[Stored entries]
##########
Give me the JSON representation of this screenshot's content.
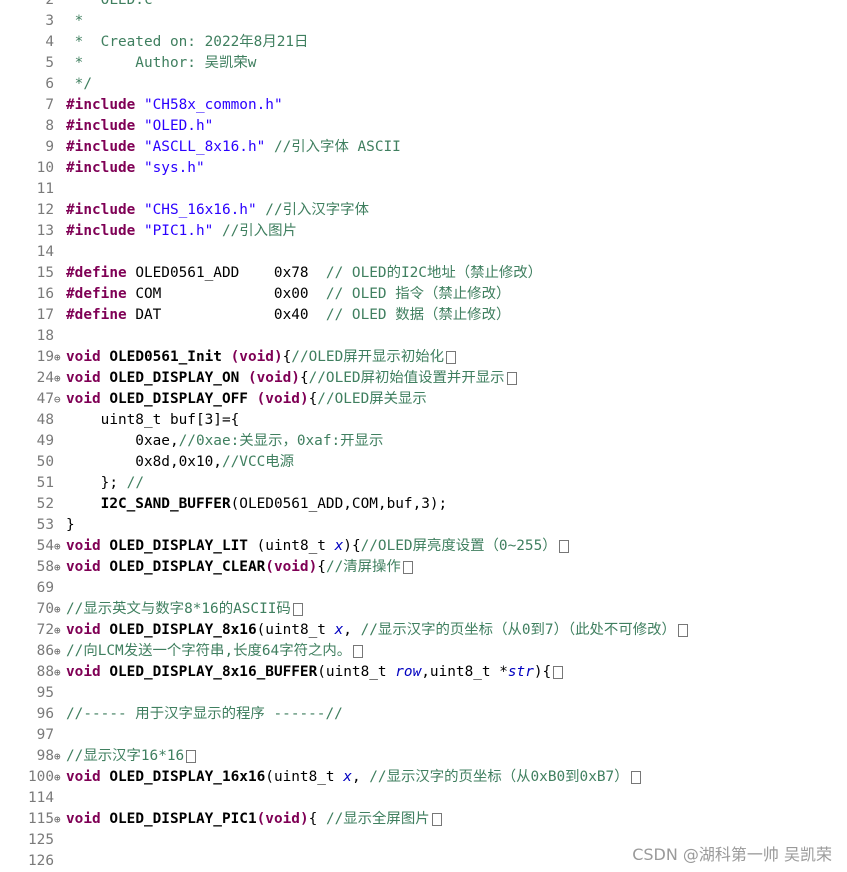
{
  "lines": [
    {
      "num": "2",
      "fold": "",
      "segs": [
        {
          "c": "cm",
          "t": "    OLED.c"
        }
      ]
    },
    {
      "num": "3",
      "fold": "",
      "segs": [
        {
          "c": "cm",
          "t": " *"
        }
      ]
    },
    {
      "num": "4",
      "fold": "",
      "segs": [
        {
          "c": "cm",
          "t": " *  Created on: 2022年8月21日"
        }
      ]
    },
    {
      "num": "5",
      "fold": "",
      "segs": [
        {
          "c": "cm",
          "t": " *      Author: 吴凯荣w"
        }
      ]
    },
    {
      "num": "6",
      "fold": "",
      "segs": [
        {
          "c": "cm",
          "t": " */"
        }
      ]
    },
    {
      "num": "7",
      "fold": "",
      "segs": [
        {
          "c": "kw",
          "t": "#include "
        },
        {
          "c": "str",
          "t": "\"CH58x_common.h\""
        }
      ]
    },
    {
      "num": "8",
      "fold": "",
      "segs": [
        {
          "c": "kw",
          "t": "#include "
        },
        {
          "c": "str",
          "t": "\"OLED.h\""
        }
      ]
    },
    {
      "num": "9",
      "fold": "",
      "segs": [
        {
          "c": "kw",
          "t": "#include "
        },
        {
          "c": "str",
          "t": "\"ASCLL_8x16.h\""
        },
        {
          "c": "cm",
          "t": " //引入字体 ASCII"
        }
      ]
    },
    {
      "num": "10",
      "fold": "",
      "segs": [
        {
          "c": "kw",
          "t": "#include "
        },
        {
          "c": "str",
          "t": "\"sys.h\""
        }
      ]
    },
    {
      "num": "11",
      "fold": "",
      "segs": []
    },
    {
      "num": "12",
      "fold": "",
      "segs": [
        {
          "c": "kw",
          "t": "#include "
        },
        {
          "c": "str",
          "t": "\"CHS_16x16.h\""
        },
        {
          "c": "cm",
          "t": " //引入汉字字体"
        }
      ]
    },
    {
      "num": "13",
      "fold": "",
      "segs": [
        {
          "c": "kw",
          "t": "#include "
        },
        {
          "c": "str",
          "t": "\"PIC1.h\""
        },
        {
          "c": "cm",
          "t": " //引入图片"
        }
      ]
    },
    {
      "num": "14",
      "fold": "",
      "segs": []
    },
    {
      "num": "15",
      "fold": "",
      "segs": [
        {
          "c": "kw",
          "t": "#define "
        },
        {
          "c": "plain",
          "t": "OLED0561_ADD    0x78  "
        },
        {
          "c": "cm",
          "t": "// OLED的I2C地址（禁止修改）"
        }
      ]
    },
    {
      "num": "16",
      "fold": "",
      "segs": [
        {
          "c": "kw",
          "t": "#define "
        },
        {
          "c": "plain",
          "t": "COM             0x00  "
        },
        {
          "c": "cm",
          "t": "// OLED 指令（禁止修改）"
        }
      ]
    },
    {
      "num": "17",
      "fold": "",
      "segs": [
        {
          "c": "kw",
          "t": "#define "
        },
        {
          "c": "plain",
          "t": "DAT             0x40  "
        },
        {
          "c": "cm",
          "t": "// OLED 数据（禁止修改）"
        }
      ]
    },
    {
      "num": "18",
      "fold": "",
      "segs": []
    },
    {
      "num": "19",
      "fold": "⊕",
      "segs": [
        {
          "c": "kw",
          "t": "void "
        },
        {
          "c": "bold",
          "t": "OLED0561_Init "
        },
        {
          "c": "kw",
          "t": "(void)"
        },
        {
          "c": "plain",
          "t": "{"
        },
        {
          "c": "cm",
          "t": "//OLED屏开显示初始化"
        }
      ],
      "box": true
    },
    {
      "num": "24",
      "fold": "⊕",
      "segs": [
        {
          "c": "kw",
          "t": "void "
        },
        {
          "c": "bold",
          "t": "OLED_DISPLAY_ON "
        },
        {
          "c": "kw",
          "t": "(void)"
        },
        {
          "c": "plain",
          "t": "{"
        },
        {
          "c": "cm",
          "t": "//OLED屏初始值设置并开显示"
        }
      ],
      "box": true
    },
    {
      "num": "47",
      "fold": "⊖",
      "segs": [
        {
          "c": "kw",
          "t": "void "
        },
        {
          "c": "bold",
          "t": "OLED_DISPLAY_OFF "
        },
        {
          "c": "kw",
          "t": "(void)"
        },
        {
          "c": "plain",
          "t": "{"
        },
        {
          "c": "cm",
          "t": "//OLED屏关显示"
        }
      ]
    },
    {
      "num": "48",
      "fold": "",
      "segs": [
        {
          "c": "plain",
          "t": "    uint8_t buf[3]={"
        }
      ]
    },
    {
      "num": "49",
      "fold": "",
      "segs": [
        {
          "c": "plain",
          "t": "        0xae,"
        },
        {
          "c": "cm",
          "t": "//0xae:关显示，0xaf:开显示"
        }
      ]
    },
    {
      "num": "50",
      "fold": "",
      "segs": [
        {
          "c": "plain",
          "t": "        0x8d,0x10,"
        },
        {
          "c": "cm",
          "t": "//VCC电源"
        }
      ]
    },
    {
      "num": "51",
      "fold": "",
      "segs": [
        {
          "c": "plain",
          "t": "    }; "
        },
        {
          "c": "cm",
          "t": "//"
        }
      ]
    },
    {
      "num": "52",
      "fold": "",
      "segs": [
        {
          "c": "plain",
          "t": "    "
        },
        {
          "c": "bold",
          "t": "I2C_SAND_BUFFER"
        },
        {
          "c": "plain",
          "t": "(OLED0561_ADD,COM,buf,3);"
        }
      ]
    },
    {
      "num": "53",
      "fold": "",
      "segs": [
        {
          "c": "plain",
          "t": "}"
        }
      ]
    },
    {
      "num": "54",
      "fold": "⊕",
      "segs": [
        {
          "c": "kw",
          "t": "void "
        },
        {
          "c": "bold",
          "t": "OLED_DISPLAY_LIT "
        },
        {
          "c": "plain",
          "t": "(uint8_t "
        },
        {
          "c": "ital",
          "t": "x"
        },
        {
          "c": "plain",
          "t": "){"
        },
        {
          "c": "cm",
          "t": "//OLED屏亮度设置（0~255）"
        }
      ],
      "box": true
    },
    {
      "num": "58",
      "fold": "⊕",
      "segs": [
        {
          "c": "kw",
          "t": "void "
        },
        {
          "c": "bold",
          "t": "OLED_DISPLAY_CLEAR"
        },
        {
          "c": "kw",
          "t": "(void)"
        },
        {
          "c": "plain",
          "t": "{"
        },
        {
          "c": "cm",
          "t": "//清屏操作"
        }
      ],
      "box": true
    },
    {
      "num": "69",
      "fold": "",
      "segs": []
    },
    {
      "num": "70",
      "fold": "⊕",
      "segs": [
        {
          "c": "cm",
          "t": "//显示英文与数字8*16的ASCII码"
        }
      ],
      "box": true
    },
    {
      "num": "72",
      "fold": "⊕",
      "segs": [
        {
          "c": "kw",
          "t": "void "
        },
        {
          "c": "bold",
          "t": "OLED_DISPLAY_8x16"
        },
        {
          "c": "plain",
          "t": "(uint8_t "
        },
        {
          "c": "ital",
          "t": "x"
        },
        {
          "c": "plain",
          "t": ", "
        },
        {
          "c": "cm",
          "t": "//显示汉字的页坐标（从0到7）（此处不可修改）"
        }
      ],
      "box": true
    },
    {
      "num": "86",
      "fold": "⊕",
      "segs": [
        {
          "c": "cm",
          "t": "//向LCM发送一个字符串,长度64字符之内。"
        }
      ],
      "box": true
    },
    {
      "num": "88",
      "fold": "⊕",
      "segs": [
        {
          "c": "kw",
          "t": "void "
        },
        {
          "c": "bold",
          "t": "OLED_DISPLAY_8x16_BUFFER"
        },
        {
          "c": "plain",
          "t": "(uint8_t "
        },
        {
          "c": "ital",
          "t": "row"
        },
        {
          "c": "plain",
          "t": ",uint8_t *"
        },
        {
          "c": "ital",
          "t": "str"
        },
        {
          "c": "plain",
          "t": "){"
        }
      ],
      "box": true
    },
    {
      "num": "95",
      "fold": "",
      "segs": []
    },
    {
      "num": "96",
      "fold": "",
      "segs": [
        {
          "c": "cm",
          "t": "//----- 用于汉字显示的程序 ------//"
        }
      ]
    },
    {
      "num": "97",
      "fold": "",
      "segs": []
    },
    {
      "num": "98",
      "fold": "⊕",
      "segs": [
        {
          "c": "cm",
          "t": "//显示汉字16*16"
        }
      ],
      "box": true
    },
    {
      "num": "100",
      "fold": "⊕",
      "segs": [
        {
          "c": "kw",
          "t": "void "
        },
        {
          "c": "bold",
          "t": "OLED_DISPLAY_16x16"
        },
        {
          "c": "plain",
          "t": "(uint8_t "
        },
        {
          "c": "ital",
          "t": "x"
        },
        {
          "c": "plain",
          "t": ", "
        },
        {
          "c": "cm",
          "t": "//显示汉字的页坐标（从0xB0到0xB7）"
        }
      ],
      "box": true
    },
    {
      "num": "114",
      "fold": "",
      "segs": []
    },
    {
      "num": "115",
      "fold": "⊕",
      "segs": [
        {
          "c": "kw",
          "t": "void "
        },
        {
          "c": "bold",
          "t": "OLED_DISPLAY_PIC1"
        },
        {
          "c": "kw",
          "t": "(void)"
        },
        {
          "c": "plain",
          "t": "{ "
        },
        {
          "c": "cm",
          "t": "//显示全屏图片"
        }
      ],
      "box": true
    },
    {
      "num": "125",
      "fold": "",
      "segs": []
    },
    {
      "num": "126",
      "fold": "",
      "segs": []
    }
  ],
  "watermark": "CSDN @湖科第一帅 吴凯荣"
}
##########
### THE EXERCISE
Copy down every line of the material above that includes the string "显示汉字的页坐标".

### RESPONSE TO THE EXERCISE
          "t": "//显示汉字的页坐标（从0到7）（此处不可修改）"
          "t": "//显示汉字的页坐标（从0xB0到0xB7）"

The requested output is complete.